--- start of Listed records ---

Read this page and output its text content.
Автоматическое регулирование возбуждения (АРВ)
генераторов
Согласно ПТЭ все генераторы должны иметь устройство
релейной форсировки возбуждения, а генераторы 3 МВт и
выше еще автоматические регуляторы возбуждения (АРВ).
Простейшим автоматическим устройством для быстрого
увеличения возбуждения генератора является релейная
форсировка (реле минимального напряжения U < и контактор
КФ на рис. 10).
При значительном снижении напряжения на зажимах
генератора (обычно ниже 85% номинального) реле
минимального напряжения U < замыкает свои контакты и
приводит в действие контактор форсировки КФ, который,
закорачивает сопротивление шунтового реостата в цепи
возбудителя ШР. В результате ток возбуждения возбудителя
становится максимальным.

--- end of Listed records ---

**Task to carry out**
From the listing above, pick out every line containing "возбуждения".

**In response**
Автоматическое регулирование возбуждения (АРВ)
релейной форсировки возбуждения, а генераторы 3 МВт и
выше еще автоматические регуляторы возбуждения (АРВ).
увеличения возбуждения генератора является релейная
возбудителя ШР. В результате ток возбуждения возбудителя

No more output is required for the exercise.